All of the material below is to be retyped exactly.
══ Entries supplied
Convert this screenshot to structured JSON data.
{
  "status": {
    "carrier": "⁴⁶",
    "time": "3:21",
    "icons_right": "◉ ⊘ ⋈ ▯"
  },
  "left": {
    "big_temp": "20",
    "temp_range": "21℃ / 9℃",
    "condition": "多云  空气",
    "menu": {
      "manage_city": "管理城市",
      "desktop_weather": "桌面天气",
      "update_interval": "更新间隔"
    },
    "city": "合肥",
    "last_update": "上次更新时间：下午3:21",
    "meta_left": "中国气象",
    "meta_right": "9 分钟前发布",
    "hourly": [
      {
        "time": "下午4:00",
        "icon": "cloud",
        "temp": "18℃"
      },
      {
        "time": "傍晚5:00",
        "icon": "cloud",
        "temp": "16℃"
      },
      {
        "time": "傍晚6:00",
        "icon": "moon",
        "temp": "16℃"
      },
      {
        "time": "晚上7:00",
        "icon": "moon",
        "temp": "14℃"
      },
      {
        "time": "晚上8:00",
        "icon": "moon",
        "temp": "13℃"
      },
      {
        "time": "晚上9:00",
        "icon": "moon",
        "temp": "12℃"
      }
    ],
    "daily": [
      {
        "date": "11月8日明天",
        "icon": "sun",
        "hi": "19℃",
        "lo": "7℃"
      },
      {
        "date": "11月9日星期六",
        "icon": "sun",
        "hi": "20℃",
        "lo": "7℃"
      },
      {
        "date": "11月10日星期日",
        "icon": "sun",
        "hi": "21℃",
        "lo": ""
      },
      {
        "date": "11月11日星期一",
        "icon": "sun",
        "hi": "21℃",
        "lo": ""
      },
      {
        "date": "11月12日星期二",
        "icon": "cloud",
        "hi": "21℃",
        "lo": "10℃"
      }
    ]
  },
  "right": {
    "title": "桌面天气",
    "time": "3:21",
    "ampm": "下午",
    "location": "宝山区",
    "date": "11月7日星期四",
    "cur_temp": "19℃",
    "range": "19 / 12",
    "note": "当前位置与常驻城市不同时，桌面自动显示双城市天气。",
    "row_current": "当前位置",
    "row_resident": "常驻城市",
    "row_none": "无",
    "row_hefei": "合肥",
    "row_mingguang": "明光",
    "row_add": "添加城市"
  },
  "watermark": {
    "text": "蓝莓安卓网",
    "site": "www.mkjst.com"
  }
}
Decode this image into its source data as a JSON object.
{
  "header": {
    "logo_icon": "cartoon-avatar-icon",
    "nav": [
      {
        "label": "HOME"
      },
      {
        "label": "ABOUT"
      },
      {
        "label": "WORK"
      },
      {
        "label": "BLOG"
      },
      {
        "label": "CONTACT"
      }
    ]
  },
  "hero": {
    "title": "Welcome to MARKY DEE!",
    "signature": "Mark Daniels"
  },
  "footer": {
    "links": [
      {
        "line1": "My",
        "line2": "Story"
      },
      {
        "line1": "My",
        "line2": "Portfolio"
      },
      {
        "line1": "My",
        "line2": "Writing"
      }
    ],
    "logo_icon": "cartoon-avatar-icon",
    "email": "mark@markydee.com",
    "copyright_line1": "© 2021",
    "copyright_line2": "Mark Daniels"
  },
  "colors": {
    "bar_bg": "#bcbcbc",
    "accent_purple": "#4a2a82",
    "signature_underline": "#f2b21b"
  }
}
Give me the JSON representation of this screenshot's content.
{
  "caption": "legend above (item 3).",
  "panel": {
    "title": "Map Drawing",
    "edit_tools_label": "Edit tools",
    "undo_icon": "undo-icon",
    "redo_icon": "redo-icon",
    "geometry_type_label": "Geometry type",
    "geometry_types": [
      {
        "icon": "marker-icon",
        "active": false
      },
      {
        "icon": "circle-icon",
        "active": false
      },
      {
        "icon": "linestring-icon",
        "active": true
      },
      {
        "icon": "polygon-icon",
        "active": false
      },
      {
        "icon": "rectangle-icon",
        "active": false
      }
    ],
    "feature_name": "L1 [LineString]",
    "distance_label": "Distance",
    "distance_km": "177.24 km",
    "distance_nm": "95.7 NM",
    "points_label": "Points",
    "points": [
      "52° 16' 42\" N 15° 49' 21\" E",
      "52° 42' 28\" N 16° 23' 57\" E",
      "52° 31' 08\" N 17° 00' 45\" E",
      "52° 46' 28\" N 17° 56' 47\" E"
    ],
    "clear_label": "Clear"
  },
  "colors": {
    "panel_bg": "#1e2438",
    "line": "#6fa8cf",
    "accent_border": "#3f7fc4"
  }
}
════
* [Written answer]:
Convert this screenshot to structured JSON data.
{
  "status": {
    "carrier": "⁴⁶",
    "time": "3:21",
    "icons_right": "◉ ⊘ ⋈ ▯"
  },
  "left": {
    "big_temp": "20",
    "temp_range": "21℃ / 9℃",
    "condition": "多云  空气",
    "menu": {
      "manage_city": "管理城市",
      "desktop_weather": "桌面天气",
      "update_interval": "更新间隔"
    },
    "city": "合肥",
    "last_update": "上次更新时间：下午3:21",
    "meta_left": "中国气象",
    "meta_right": "9 分钟前发布",
    "hourly": [
      {
        "time": "下午4:00",
        "icon": "cloud",
        "temp": "18℃"
      },
      {
        "time": "傍晚5:00",
        "icon": "cloud",
        "temp": "16℃"
      },
      {
        "time": "傍晚6:00",
        "icon": "moon",
        "temp": "16℃"
      },
      {
        "time": "晚上7:00",
        "icon": "moon",
        "temp": "14℃"
      },
      {
        "time": "晚上8:00",
        "icon": "moon",
        "temp": "13℃"
      },
      {
        "time": "晚上9:00",
        "icon": "moon",
        "temp": "12℃"
      }
    ],
    "daily": [
      {
        "date": "11月8日明天",
        "icon": "sun",
        "hi": "19℃",
        "lo": "7℃"
      },
      {
        "date": "11月9日星期六",
        "icon": "sun",
        "hi": "20℃",
        "lo": "7℃"
      },
      {
        "date": "11月10日星期日",
        "icon": "sun",
        "hi": "21℃",
        "lo": ""
      },
      {
        "date": "11月11日星期一",
        "icon": "sun",
        "hi": "21℃",
        "lo": ""
      },
      {
        "date": "11月12日星期二",
        "icon": "cloud",
        "hi": "21℃",
        "lo": "10℃"
      }
    ]
  },
  "right": {
    "title": "桌面天气",
    "time": "3:21",
    "ampm": "下午",
    "location": "宝山区",
    "date": "11月7日星期四",
    "cur_temp": "19℃",
    "range": "19 / 12",
    "note": "当前位置与常驻城市不同时，桌面自动显示双城市天气。",
    "row_current": "当前位置",
    "row_resident": "常驻城市",
    "row_none": "无",
    "row_hefei": "合肥",
    "row_mingguang": "明光",
    "row_add": "添加城市"
  },
  "watermark": {
    "text": "蓝莓安卓网",
    "site": "www.mkjst.com"
  }
}
Decode this image into its source data as a JSON object.
{
  "header": {
    "logo_icon": "cartoon-avatar-icon",
    "nav": [
      {
        "label": "HOME"
      },
      {
        "label": "ABOUT"
      },
      {
        "label": "WORK"
      },
      {
        "label": "BLOG"
      },
      {
        "label": "CONTACT"
      }
    ]
  },
  "hero": {
    "title": "Welcome to MARKY DEE!",
    "signature": "Mark Daniels"
  },
  "footer": {
    "links": [
      {
        "line1": "My",
        "line2": "Story"
      },
      {
        "line1": "My",
        "line2": "Portfolio"
      },
      {
        "line1": "My",
        "line2": "Writing"
      }
    ],
    "logo_icon": "cartoon-avatar-icon",
    "email": "mark@markydee.com",
    "copyright_line1": "© 2021",
    "copyright_line2": "Mark Daniels"
  },
  "colors": {
    "bar_bg": "#bcbcbc",
    "accent_purple": "#4a2a82",
    "signature_underline": "#f2b21b"
  }
}
Give me the JSON representation of this screenshot's content.
{
  "caption": "legend above (item 3).",
  "panel": {
    "title": "Map Drawing",
    "edit_tools_label": "Edit tools",
    "undo_icon": "undo-icon",
    "redo_icon": "redo-icon",
    "geometry_type_label": "Geometry type",
    "geometry_types": [
      {
        "icon": "marker-icon",
        "active": false
      },
      {
        "icon": "circle-icon",
        "active": false
      },
      {
        "icon": "linestring-icon",
        "active": true
      },
      {
        "icon": "polygon-icon",
        "active": false
      },
      {
        "icon": "rectangle-icon",
        "active": false
      }
    ],
    "feature_name": "L1 [LineString]",
    "distance_label": "Distance",
    "distance_km": "177.24 km",
    "distance_nm": "95.7 NM",
    "points_label": "Points",
    "points": [
      "52° 16' 42\" N 15° 49' 21\" E",
      "52° 42' 28\" N 16° 23' 57\" E",
      "52° 31' 08\" N 17° 00' 45\" E",
      "52° 46' 28\" N 17° 56' 47\" E"
    ],
    "clear_label": "Clear"
  },
  "colors": {
    "panel_bg": "#1e2438",
    "line": "#6fa8cf",
    "accent_border": "#3f7fc4"
  }
}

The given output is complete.